What to produce: Return the stretch of the Ground Zero interview below from "Similarly, the other" through "very ringing endorsement.", copied word for word.

Given text:
Paul Goldberger, Architecture Critic

Question: How do you feel about the progress on One World Trade Center?

Paul Goldberger: I’m disappointed in where things are at Ground Zero right now.  I think it’s sad, on the other hand, I do think the people involved are trying reasonably hard, under the circumstances.  But there’s really not a great deal of vision there.  It begins really right back the morning of September 12th when Governor Pataki, who had the most authority in this situation, made the decision to keep everybody in place who was a player in this situation, the Port Authority, which owned the World Trade Center, the developer, Larry Silverstein, who had leased the Twin Towers.  And most importantly, to keep the program in place.  The program—by program, I mean the functions of the buildings.  So, you know, the World Trade Center was 10 million square feet of office space plus some retail and some other commercial space, that’s what was transferred into the new project with the addition of a memorial and some cultural facilities and the, the prescription that it be in a different physical format, obviously, not 210-story towers again, but spread out around the site in a different way. 

But you know, we never really looked into completely different uses for the site.  We never really thought from point zero, we might say, about what the ideal thing to do there would be.  Instead we took a program that goes back to the original World Trade Center in the early ’60s, and it was never really that effective or successful for most of its life, and decided to replicate it. 

And then came all the complex political things that flowed from that, so it’s taken an inordinately long time, it’s cost a huge amount of money, and we still don’t really have anything that I think the world can look at and say, “This is a great achievement that shows us that the United States has come back from this thing in a noble way.” The office building that’s going up is sort of okay, but it’s not, I don’t think going to be a distinguished or particularly beautiful building.  It’s not the… it doesn’t show all that we are capable of in terms of architecture. 

Similarly, the other office buildings that have been planned for the site, most of which are on hold now because of the economy, are better than the average piece of junk on Third Avenue, that’s true, but that’s not a very ringing endorsement.

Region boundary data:
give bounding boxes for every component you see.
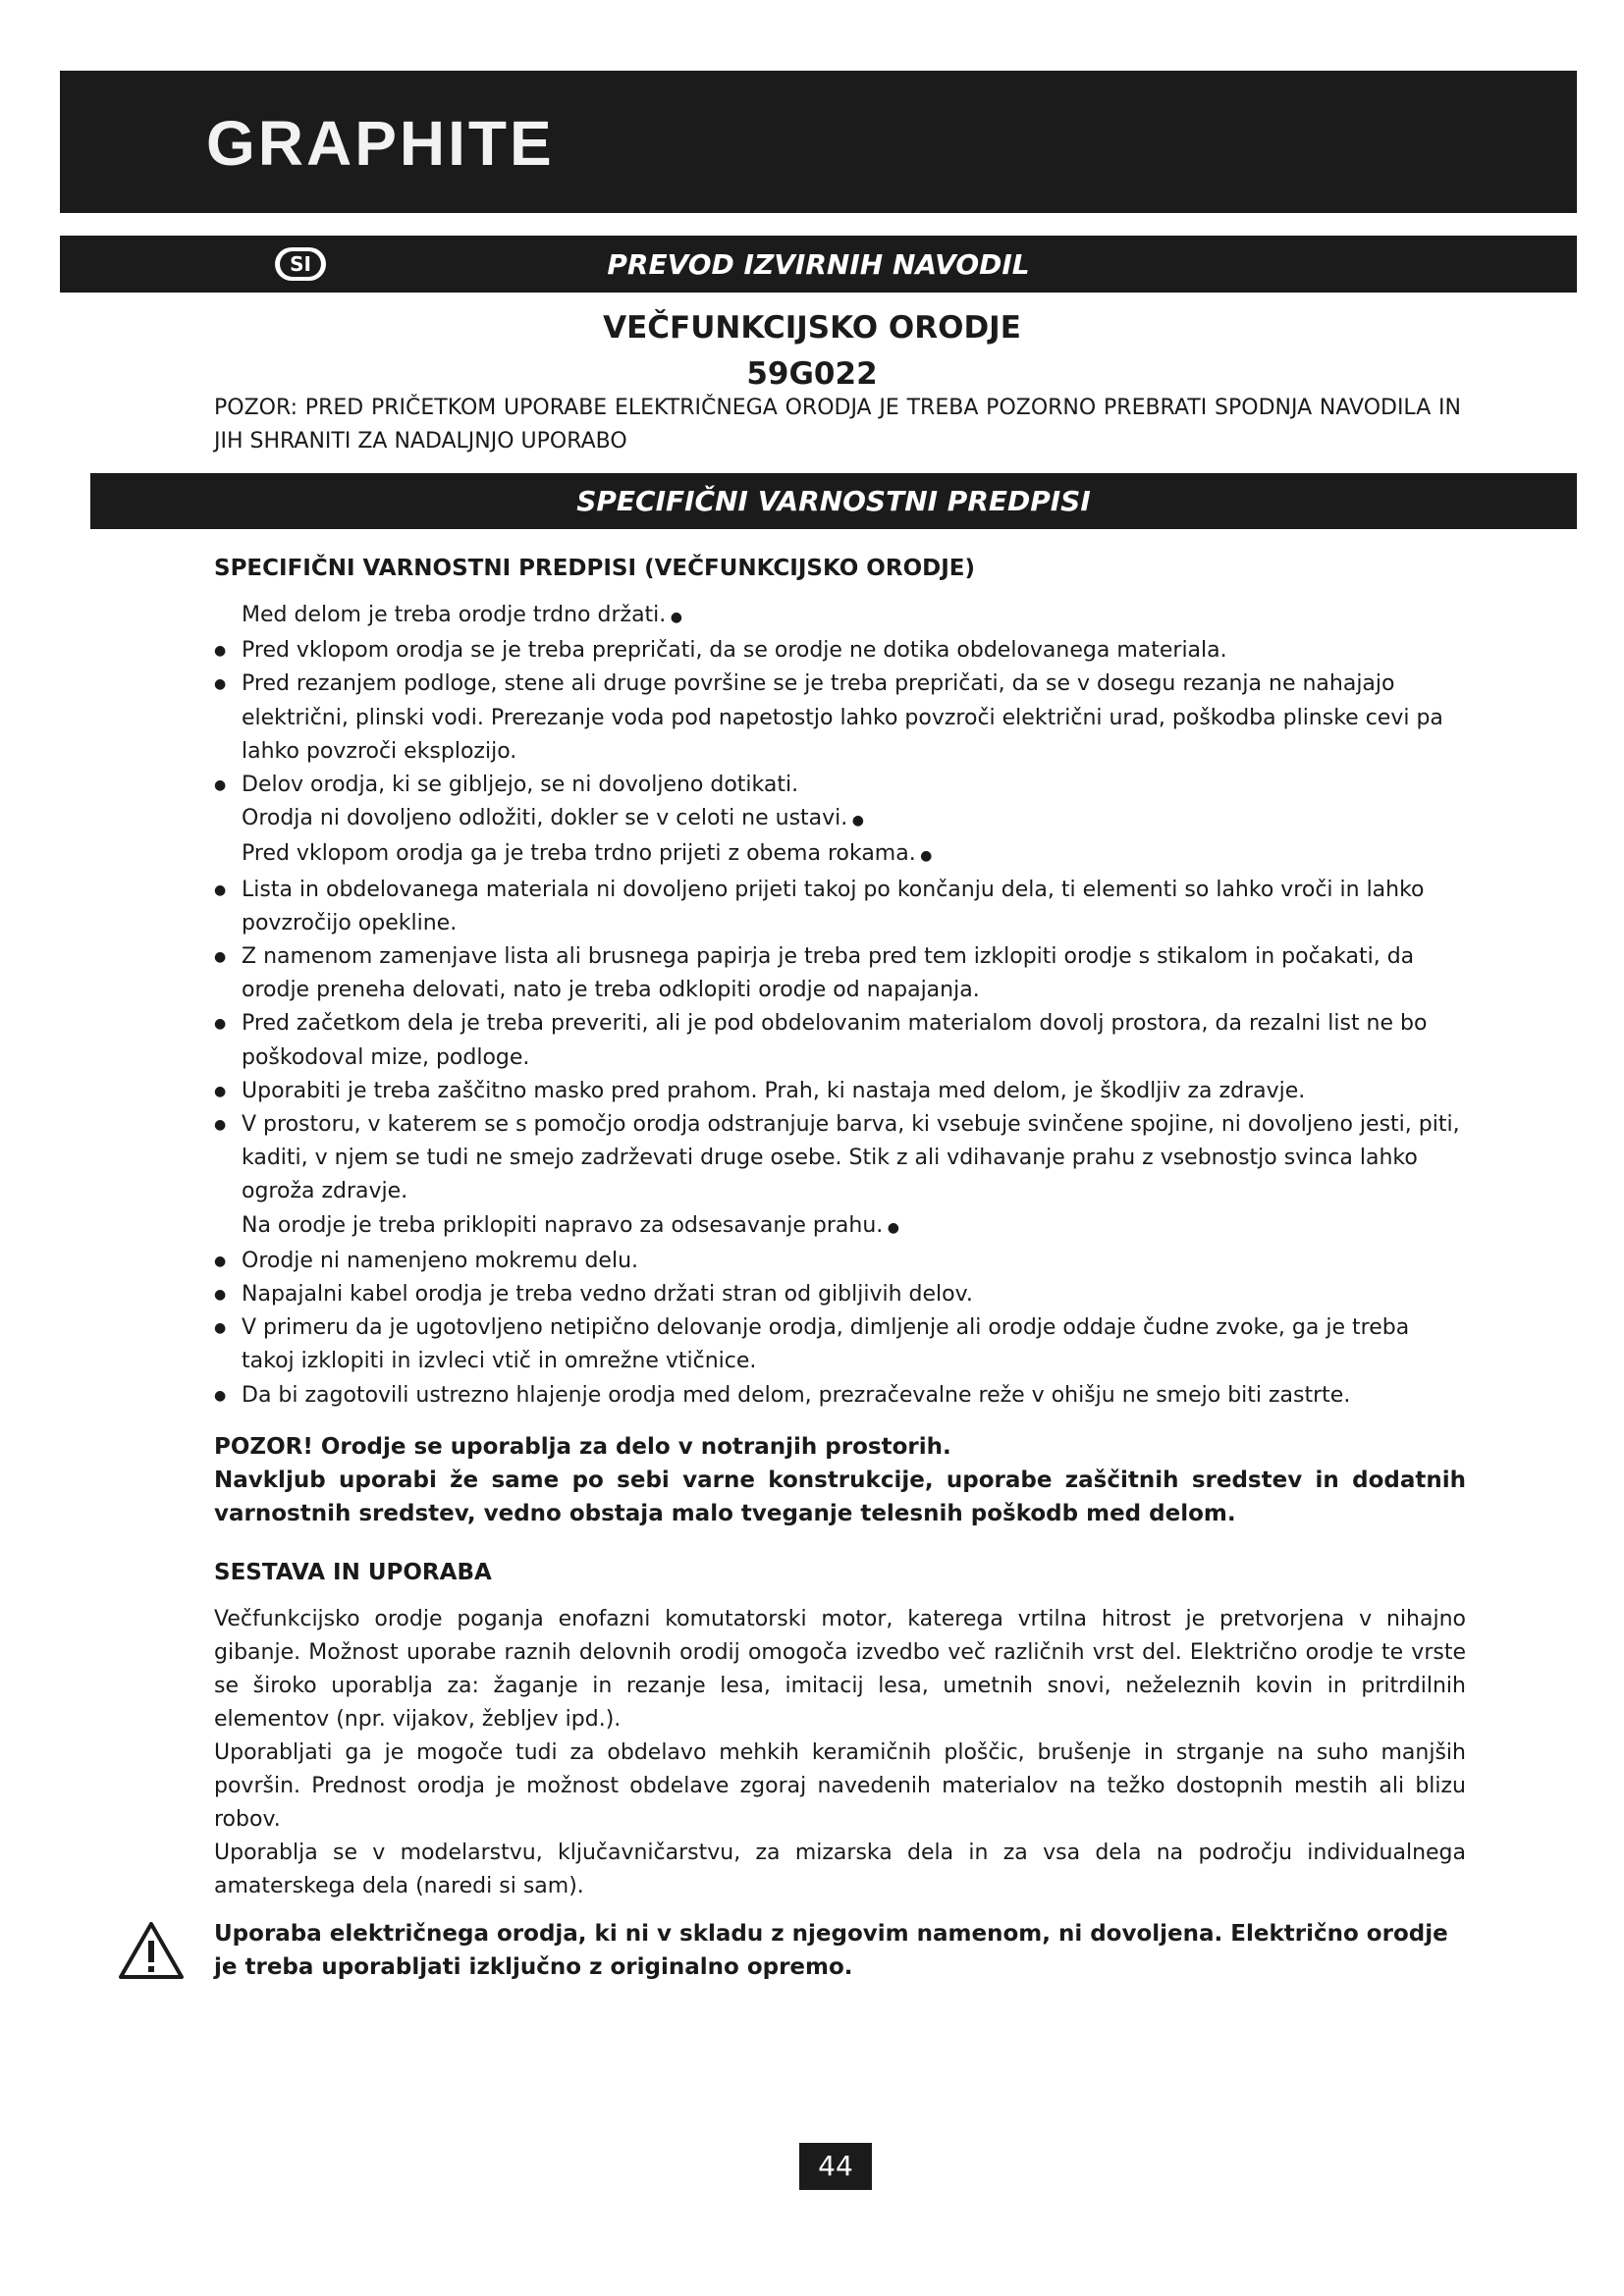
- safety-rule: ● Lista in obdelovanega materiala ni dovoljeno prijeti takoj po končanju dela, ti elementi so lahko vroči in lahko povzročijo opekline.: [214, 874, 1466, 940]
- safety-rule: ● Da bi zagotovili ustrezno hlajenje orodja med delom, prezračevalne reže v ohišju ne smejo biti zastrte.: [214, 1379, 1466, 1413]
- safety-rule: ● Orodje ni namenjeno mokremu delu.: [214, 1245, 1466, 1278]
- brand-logo: GRAPHITE: [206, 108, 555, 179]
- usage-warning: [214, 1917, 1466, 1984]
- safety-rule: ● Z namenom zamenjave lista ali brusnega papirja je treba pred tem izklopiti orodje s stikalom in počakati, da orodje preneha delovati, nato je treba odklopiti orodje od napajanja.: [214, 940, 1466, 1007]
- safety-rule: Na orodje je treba priklopiti napravo za odsesavanje prahu. ●: [214, 1209, 1466, 1245]
- safety-band: [90, 473, 1577, 529]
- usage-heading: SESTAVA IN UPORABA: [214, 1559, 492, 1585]
- safety-rule: ● V primeru da je ugotovljeno netipično delovanje orodja, dimljenje ali orodje oddaje čudne zvoke, ga je treba takoj izklopiti in izvleci vtič in omrežne vtičnice.: [214, 1311, 1466, 1378]
- brand-header: [60, 71, 1577, 213]
- page-number: 44: [799, 2143, 872, 2190]
- translation-title: PREVOD IZVIRNIH NAVODIL: [607, 247, 1030, 281]
- warning-triangle-icon: [118, 1921, 185, 1980]
- safety-rule: Med delom je treba orodje trdno držati. ●: [214, 599, 1466, 634]
- usage-warning-text: Uporaba električnega orodja, ki ni v skladu z njegovim namenom, ni dovoljena. Električno orodje je treba uporabljati izključno z originalno opremo.: [214, 1920, 1448, 1980]
- safety-rule: ● Uporabiti je treba zaščitno masko pred prahom. Prah, ki nastaja med delom, je škodljiv za zdravje.: [214, 1075, 1466, 1108]
- safety-band-title: SPECIFIČNI VARNOSTNI PREDPISI: [576, 485, 1091, 517]
- language-badge-label: SI: [280, 251, 321, 277]
- safety-rule: ● V prostoru, v katerem se s pomočjo orodja odstranjuje barva, ki vsebuje svinčene spojine, ni dovoljeno jesti, piti, kaditi, v njem se tudi ne smejo zadrževati druge osebe. Stik z ali vdihavanje prahu z vsebnostjo svinca lahko ogroža zdravje.: [214, 1108, 1466, 1209]
- safety-rule: ● Pred vklopom orodja se je treba prepričati, da se orodje ne dotika obdelovanega materiala.: [214, 634, 1466, 667]
- indoor-warning: [214, 1430, 1466, 1530]
- safety-rule: Pred vklopom orodja ga je treba trdno prijeti z obema rokama. ●: [214, 837, 1466, 873]
- indoor-warning-line2: Navkljub uporabi že same po sebi varne konstrukcije, uporabe zaščitnih sredstev in dodatnih varnostnih sredstev, vedno obstaja malo tveganje telesnih poškodb med delom.: [214, 1467, 1466, 1526]
- safety-rule: ● Delov orodja, ki se gibljejo, se ni dovoljeno dotikati.: [214, 769, 1466, 802]
- translation-band: [60, 236, 1577, 293]
- safety-heading: SPECIFIČNI VARNOSTNI PREDPISI (VEČFUNKCIJSKO ORODJE): [214, 556, 975, 581]
- safety-rule: ● Napajalni kabel orodja je treba vedno držati stran od gibljivih delov.: [214, 1278, 1466, 1311]
- safety-rule: ● Pred začetkom dela je treba preveriti, ali je pod obdelovanim materialom dovolj prostora, da rezalni list ne bo poškodoval mize, podloge.: [214, 1007, 1466, 1074]
- usage-paragraph-3: Uporablja se v modelarstvu, ključavničarstvu, za mizarska dela in za vsa dela na področju individualnega amaterskega dela (naredi si sam).: [214, 1840, 1466, 1898]
- language-badge: [275, 247, 326, 281]
- model-number: 59G022: [746, 356, 878, 392]
- main-content: [214, 552, 1466, 1984]
- safety-rule: Orodja ni dovoljeno odložiti, dokler se v celoti ne ustavi. ●: [214, 802, 1466, 837]
- intro-warning: POZOR: PRED PRIČETKOM UPORABE ELEKTRIČNEGA ORODJA JE TREBA POZORNO PREBRATI SPODNJA NAVODILA IN JIH SHRANITI ZA NADALJNJO UPORABO: [214, 396, 1461, 454]
- safety-rules-list: [214, 599, 1466, 1413]
- usage-paragraph-2: Uporabljati ga je mogoče tudi za obdelavo mehkih keramičnih ploščic, brušenje in strganje na suho manjših površin. Prednost orodja je možnost obdelave zgoraj navedenih materialov na težko dostopnih mestih ali blizu robov.: [214, 1739, 1466, 1832]
- document-title: VEČFUNKCIJSKO ORODJE: [603, 310, 1021, 346]
- safety-rule: ● Pred rezanjem podloge, stene ali druge površine se je treba prepričati, da se v dosegu rezanja ne nahajajo električni, plinski vodi. Prerezanje voda pod napetostjo lahko povzroči električni urad, poškodba plinske cevi pa lahko povzroči eksplozijo.: [214, 667, 1466, 769]
- indoor-warning-line1: POZOR! Orodje se uporablja za delo v notranjih prostorih.: [214, 1433, 951, 1460]
- usage-paragraph-1: Večfunkcijsko orodje poganja enofazni komutatorski motor, katerega vrtilna hitrost je pretvorjena v nihajno gibanje. Možnost uporabe raznih delovnih orodij omogoča izvedbo več različnih vrst del. Električno orodje te vrste se široko uporablja za: žaganje in rezanje lesa, imitacij lesa, umetnih snovi, neželeznih kovin in pritrdilnih elementov (npr. vijakov, žebljev ipd.).: [214, 1606, 1466, 1732]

Correct response:
Similarly, the other office buildings that have been planned for the site, most of which are on hold now because of the economy, are better than the average piece of junk on Third Avenue, that’s true, but that’s not a very ringing endorsement.